Given entries:
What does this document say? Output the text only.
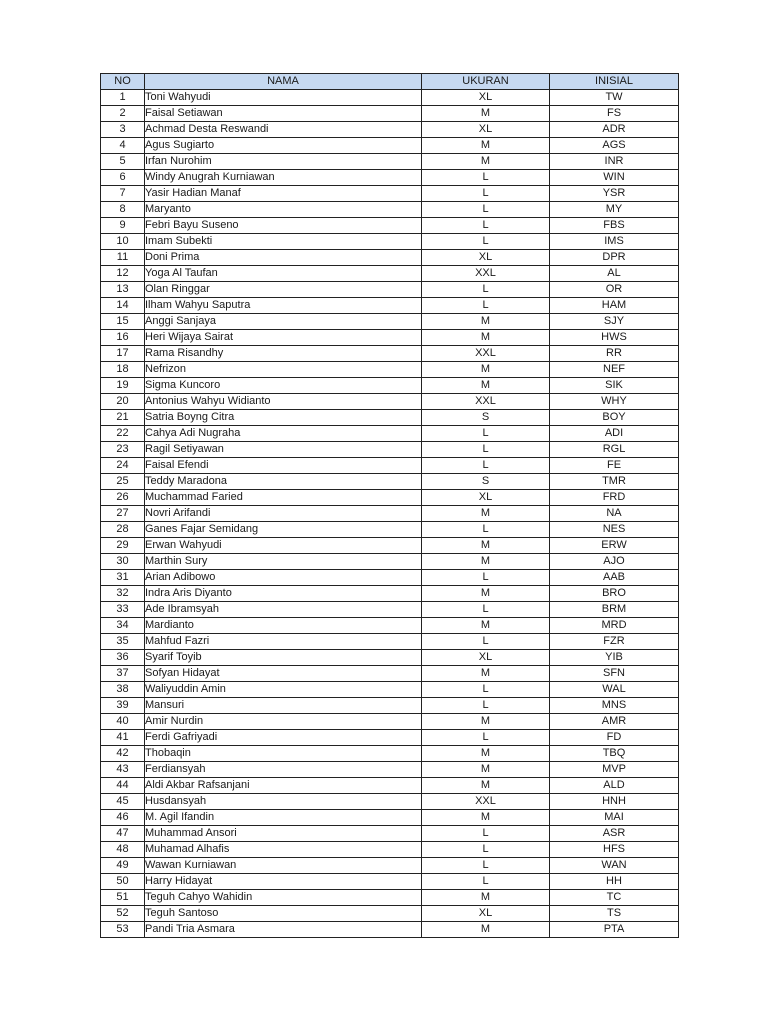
NO	NAMA	UKURAN	INISIAL
1	Toni Wahyudi	XL	TW
2	Faisal Setiawan	M	FS
3	Achmad Desta Reswandi	XL	ADR
4	Agus Sugiarto	M	AGS
5	Irfan Nurohim	M	INR
6	Windy Anugrah Kurniawan	L	WIN
7	Yasir Hadian Manaf	L	YSR
8	Maryanto	L	MY
9	Febri Bayu Suseno	L	FBS
10	Imam Subekti	L	IMS
11	Doni Prima	XL	DPR
12	Yoga Al Taufan	XXL	AL
13	Olan Ringgar	L	OR
14	Ilham Wahyu Saputra	L	HAM
15	Anggi Sanjaya	M	SJY
16	Heri Wijaya Sairat	M	HWS
17	Rama Risandhy	XXL	RR
18	Nefrizon	M	NEF
19	Sigma Kuncoro	M	SIK
20	Antonius Wahyu Widianto	XXL	WHY
21	Satria Boyng Citra	S	BOY
22	Cahya Adi Nugraha	L	ADI
23	Ragil Setiyawan	L	RGL
24	Faisal Efendi	L	FE
25	Teddy Maradona	S	TMR
26	Muchammad Faried	XL	FRD
27	Novri Arifandi	M	NA
28	Ganes Fajar Semidang	L	NES
29	Erwan Wahyudi	M	ERW
30	Marthin Sury	M	AJO
31	Arian Adibowo	L	AAB
32	Indra Aris Diyanto	M	BRO
33	Ade Ibramsyah	L	BRM
34	Mardianto	M	MRD
35	Mahfud Fazri	L	FZR
36	Syarif Toyib	XL	YIB
37	Sofyan Hidayat	M	SFN
38	Waliyuddin Amin	L	WAL
39	Mansuri	L	MNS
40	Amir Nurdin	M	AMR
41	Ferdi Gafriyadi	L	FD
42	Thobaqin	M	TBQ
43	Ferdiansyah	M	MVP
44	Aldi Akbar Rafsanjani	M	ALD
45	Husdansyah	XXL	HNH
46	M. Agil Ifandin	M	MAI
47	Muhammad Ansori	L	ASR
48	Muhamad Alhafis	L	HFS
49	Wawan Kurniawan	L	WAN
50	Harry Hidayat	L	HH
51	Teguh Cahyo Wahidin	M	TC
52	Teguh Santoso	XL	TS
53	Pandi Tria Asmara	M	PTA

What to work on: Print all of the entries word for word. Skip any images they contain.

Written solution:
What does this document say? Output the text only.
NO	NAMA	UKURAN	INISIAL
1	Toni Wahyudi	XL	TW
2	Faisal Setiawan	M	FS
3	Achmad Desta Reswandi	XL	ADR
4	Agus Sugiarto	M	AGS
5	Irfan Nurohim	M	INR
6	Windy Anugrah Kurniawan	L	WIN
7	Yasir Hadian Manaf	L	YSR
8	Maryanto	L	MY
9	Febri Bayu Suseno	L	FBS
10	Imam Subekti	L	IMS
11	Doni Prima	XL	DPR
12	Yoga Al Taufan	XXL	AL
13	Olan Ringgar	L	OR
14	Ilham Wahyu Saputra	L	HAM
15	Anggi Sanjaya	M	SJY
16	Heri Wijaya Sairat	M	HWS
17	Rama Risandhy	XXL	RR
18	Nefrizon	M	NEF
19	Sigma Kuncoro	M	SIK
20	Antonius Wahyu Widianto	XXL	WHY
21	Satria Boyng Citra	S	BOY
22	Cahya Adi Nugraha	L	ADI
23	Ragil Setiyawan	L	RGL
24	Faisal Efendi	L	FE
25	Teddy Maradona	S	TMR
26	Muchammad Faried	XL	FRD
27	Novri Arifandi	M	NA
28	Ganes Fajar Semidang	L	NES
29	Erwan Wahyudi	M	ERW
30	Marthin Sury	M	AJO
31	Arian Adibowo	L	AAB
32	Indra Aris Diyanto	M	BRO
33	Ade Ibramsyah	L	BRM
34	Mardianto	M	MRD
35	Mahfud Fazri	L	FZR
36	Syarif Toyib	XL	YIB
37	Sofyan Hidayat	M	SFN
38	Waliyuddin Amin	L	WAL
39	Mansuri	L	MNS
40	Amir Nurdin	M	AMR
41	Ferdi Gafriyadi	L	FD
42	Thobaqin	M	TBQ
43	Ferdiansyah	M	MVP
44	Aldi Akbar Rafsanjani	M	ALD
45	Husdansyah	XXL	HNH
46	M. Agil Ifandin	M	MAI
47	Muhammad Ansori	L	ASR
48	Muhamad Alhafis	L	HFS
49	Wawan Kurniawan	L	WAN
50	Harry Hidayat	L	HH
51	Teguh Cahyo Wahidin	M	TC
52	Teguh Santoso	XL	TS
53	Pandi Tria Asmara	M	PTA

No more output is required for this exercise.